**WHAT YOU HAVE TO DO:** Make an exact copy of the data below, leaving out every picture.

[Rows from a figure dataset]
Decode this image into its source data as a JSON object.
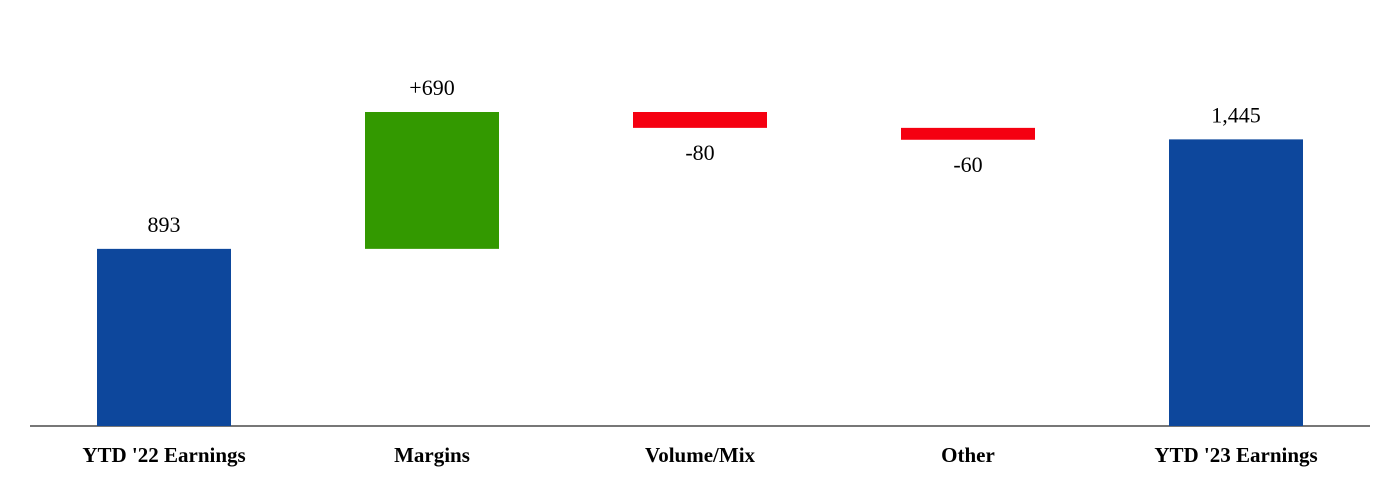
{
  "chart_data": {
    "type": "waterfall",
    "categories": [
      "YTD '22 Earnings",
      "Margins",
      "Volume/Mix",
      "Other",
      "YTD '23 Earnings"
    ],
    "values": [
      893,
      690,
      -80,
      -60,
      1445
    ],
    "value_labels": [
      "893",
      "+690",
      "-80",
      "-60",
      "1,445"
    ],
    "colors": [
      "#0d479c",
      "#339900",
      "#f50011",
      "#f50011",
      "#0d479c"
    ]
  }
}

**ANSWER TO THE TASK:**
Decode this image into its source data as a JSON object.
{
  "chart_data": {
    "type": "waterfall",
    "categories": [
      "YTD '22 Earnings",
      "Margins",
      "Volume/Mix",
      "Other",
      "YTD '23 Earnings"
    ],
    "values": [
      893,
      690,
      -80,
      -60,
      1445
    ],
    "value_labels": [
      "893",
      "+690",
      "-80",
      "-60",
      "1,445"
    ],
    "colors": [
      "#0d479c",
      "#339900",
      "#f50011",
      "#f50011",
      "#0d479c"
    ]
  }
}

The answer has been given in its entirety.